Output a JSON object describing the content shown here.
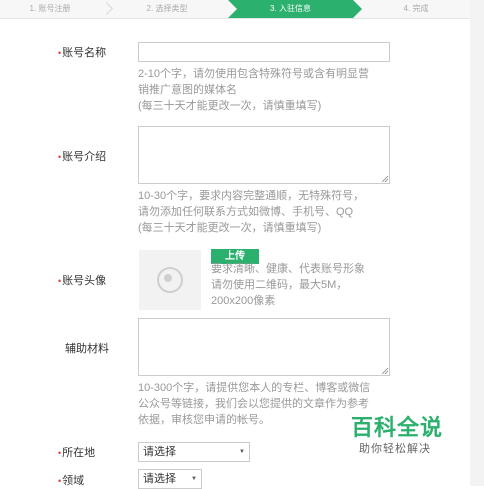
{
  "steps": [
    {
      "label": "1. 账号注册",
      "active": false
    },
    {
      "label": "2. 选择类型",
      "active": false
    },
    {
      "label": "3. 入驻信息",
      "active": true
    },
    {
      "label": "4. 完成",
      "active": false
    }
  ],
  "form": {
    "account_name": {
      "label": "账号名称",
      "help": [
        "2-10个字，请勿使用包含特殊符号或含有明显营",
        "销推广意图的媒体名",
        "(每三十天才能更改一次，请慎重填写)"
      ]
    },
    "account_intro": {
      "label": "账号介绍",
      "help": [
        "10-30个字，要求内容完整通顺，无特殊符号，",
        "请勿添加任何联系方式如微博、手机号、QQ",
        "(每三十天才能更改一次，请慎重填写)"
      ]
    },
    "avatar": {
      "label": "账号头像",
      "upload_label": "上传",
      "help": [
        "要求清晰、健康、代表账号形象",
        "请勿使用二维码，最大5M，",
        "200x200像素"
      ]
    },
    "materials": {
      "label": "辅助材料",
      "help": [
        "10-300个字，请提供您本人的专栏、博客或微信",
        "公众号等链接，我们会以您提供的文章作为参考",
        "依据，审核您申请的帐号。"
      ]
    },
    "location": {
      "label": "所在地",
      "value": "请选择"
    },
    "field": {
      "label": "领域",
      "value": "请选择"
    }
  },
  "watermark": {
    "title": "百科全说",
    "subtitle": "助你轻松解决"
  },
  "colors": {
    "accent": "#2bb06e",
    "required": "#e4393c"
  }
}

= = =

_Task description:_ Reproduce all of the data exactly, omitting each picture it holds.

_Response:_
Output a JSON object describing the content shown here.
{
  "steps": [
    {
      "label": "1. 账号注册",
      "active": false
    },
    {
      "label": "2. 选择类型",
      "active": false
    },
    {
      "label": "3. 入驻信息",
      "active": true
    },
    {
      "label": "4. 完成",
      "active": false
    }
  ],
  "form": {
    "account_name": {
      "label": "账号名称",
      "help": [
        "2-10个字，请勿使用包含特殊符号或含有明显营",
        "销推广意图的媒体名",
        "(每三十天才能更改一次，请慎重填写)"
      ]
    },
    "account_intro": {
      "label": "账号介绍",
      "help": [
        "10-30个字，要求内容完整通顺，无特殊符号，",
        "请勿添加任何联系方式如微博、手机号、QQ",
        "(每三十天才能更改一次，请慎重填写)"
      ]
    },
    "avatar": {
      "label": "账号头像",
      "upload_label": "上传",
      "help": [
        "要求清晰、健康、代表账号形象",
        "请勿使用二维码，最大5M，",
        "200x200像素"
      ]
    },
    "materials": {
      "label": "辅助材料",
      "help": [
        "10-300个字，请提供您本人的专栏、博客或微信",
        "公众号等链接，我们会以您提供的文章作为参考",
        "依据，审核您申请的帐号。"
      ]
    },
    "location": {
      "label": "所在地",
      "value": "请选择"
    },
    "field": {
      "label": "领域",
      "value": "请选择"
    }
  },
  "watermark": {
    "title": "百科全说",
    "subtitle": "助你轻松解决"
  },
  "colors": {
    "accent": "#2bb06e",
    "required": "#e4393c"
  }
}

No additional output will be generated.